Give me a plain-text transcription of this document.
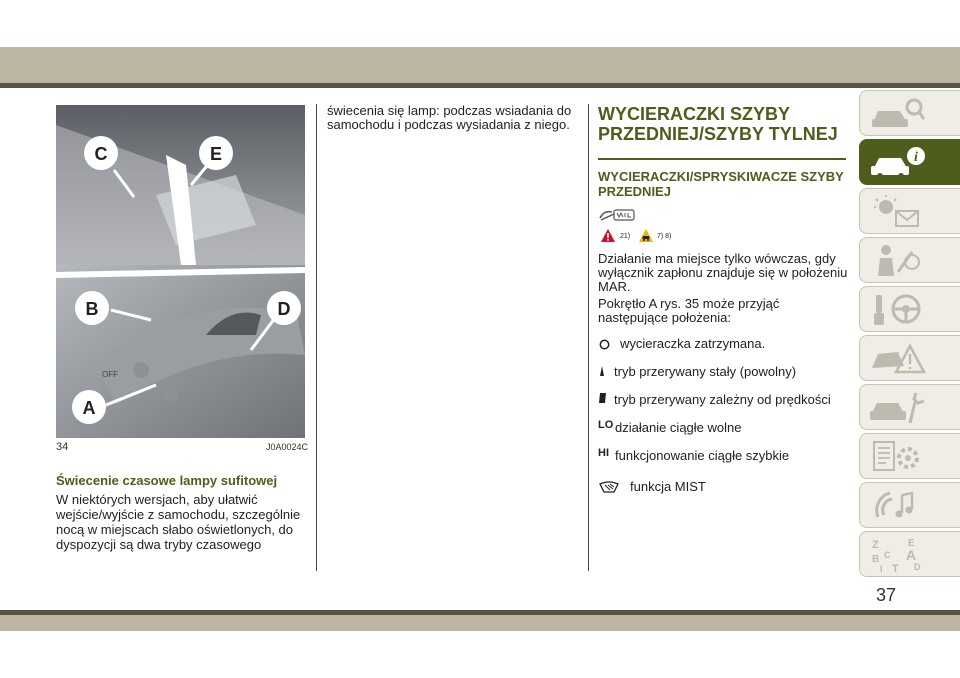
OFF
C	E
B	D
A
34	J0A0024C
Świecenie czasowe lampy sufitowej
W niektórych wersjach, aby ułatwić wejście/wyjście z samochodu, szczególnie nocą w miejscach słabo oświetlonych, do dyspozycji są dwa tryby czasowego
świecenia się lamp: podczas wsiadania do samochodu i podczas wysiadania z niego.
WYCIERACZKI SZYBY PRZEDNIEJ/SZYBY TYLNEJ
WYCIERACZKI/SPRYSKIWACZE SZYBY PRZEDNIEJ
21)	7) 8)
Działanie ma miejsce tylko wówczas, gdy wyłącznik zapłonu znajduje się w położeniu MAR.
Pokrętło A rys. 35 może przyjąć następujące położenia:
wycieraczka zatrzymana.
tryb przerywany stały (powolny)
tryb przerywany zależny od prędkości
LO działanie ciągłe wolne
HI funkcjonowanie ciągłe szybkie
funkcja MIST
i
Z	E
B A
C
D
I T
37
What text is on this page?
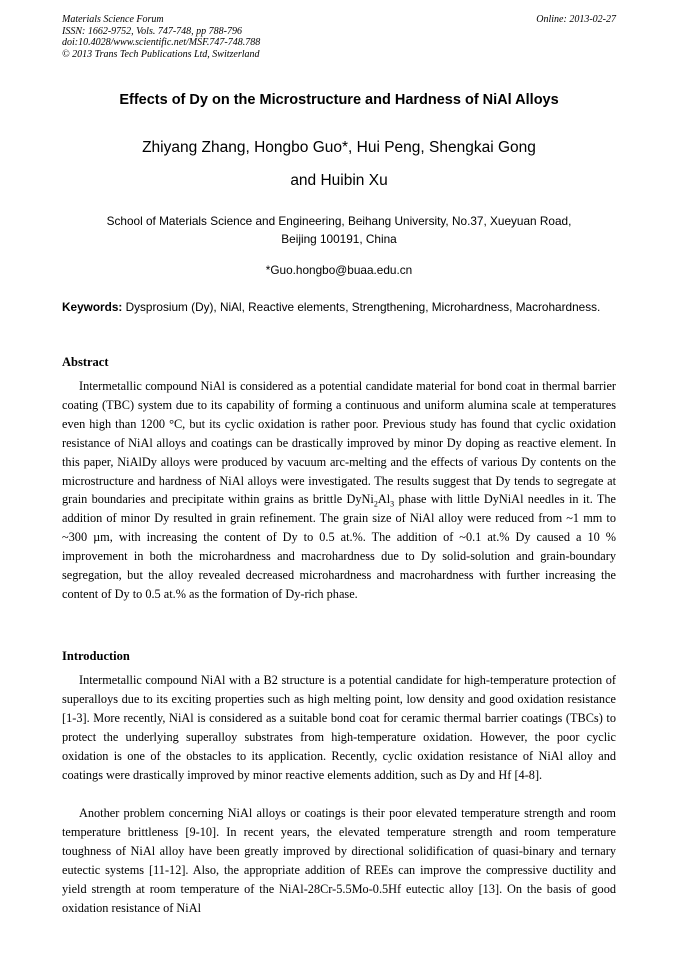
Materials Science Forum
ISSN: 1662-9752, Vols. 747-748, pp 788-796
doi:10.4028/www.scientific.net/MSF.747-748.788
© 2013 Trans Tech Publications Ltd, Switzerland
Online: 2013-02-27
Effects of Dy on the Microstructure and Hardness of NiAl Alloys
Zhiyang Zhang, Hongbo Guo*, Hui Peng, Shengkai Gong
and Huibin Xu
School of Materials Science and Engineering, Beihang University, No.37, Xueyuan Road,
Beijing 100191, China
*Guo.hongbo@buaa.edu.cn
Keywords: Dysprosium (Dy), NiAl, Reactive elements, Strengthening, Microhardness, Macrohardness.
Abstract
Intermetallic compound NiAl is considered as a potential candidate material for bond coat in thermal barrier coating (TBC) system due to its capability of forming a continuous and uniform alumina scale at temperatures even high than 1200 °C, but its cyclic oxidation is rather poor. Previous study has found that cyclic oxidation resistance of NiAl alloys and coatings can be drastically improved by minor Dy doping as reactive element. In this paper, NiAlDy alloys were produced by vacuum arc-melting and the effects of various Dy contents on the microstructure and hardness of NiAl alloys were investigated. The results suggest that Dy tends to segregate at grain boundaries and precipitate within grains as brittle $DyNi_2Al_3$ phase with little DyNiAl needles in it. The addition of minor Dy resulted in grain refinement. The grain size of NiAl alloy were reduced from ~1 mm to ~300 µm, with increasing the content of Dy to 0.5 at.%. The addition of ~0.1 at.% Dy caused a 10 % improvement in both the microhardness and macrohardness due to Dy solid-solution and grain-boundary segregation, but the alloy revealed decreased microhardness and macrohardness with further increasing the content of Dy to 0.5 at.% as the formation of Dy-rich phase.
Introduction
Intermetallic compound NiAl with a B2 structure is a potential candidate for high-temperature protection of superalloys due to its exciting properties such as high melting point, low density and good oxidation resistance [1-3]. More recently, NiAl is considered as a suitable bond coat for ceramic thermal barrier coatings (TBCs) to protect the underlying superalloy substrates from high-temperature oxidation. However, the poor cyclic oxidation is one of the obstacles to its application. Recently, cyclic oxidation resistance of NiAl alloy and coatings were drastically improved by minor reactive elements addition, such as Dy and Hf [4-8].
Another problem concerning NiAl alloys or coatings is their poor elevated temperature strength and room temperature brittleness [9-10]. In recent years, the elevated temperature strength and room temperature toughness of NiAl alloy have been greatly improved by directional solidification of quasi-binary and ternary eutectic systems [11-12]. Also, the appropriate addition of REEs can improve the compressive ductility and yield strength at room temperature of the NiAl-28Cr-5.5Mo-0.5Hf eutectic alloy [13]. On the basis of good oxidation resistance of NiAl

Directions for this task: Go through the material above and copy each line that has the word "PRZEDNIEJ".

Solution for this exercise:
WYCIERACZKI SZYBY PRZEDNIEJ/SZYBY TYLNEJ
WYCIERACZKI/SPRYSKIWACZE SZYBY PRZEDNIEJ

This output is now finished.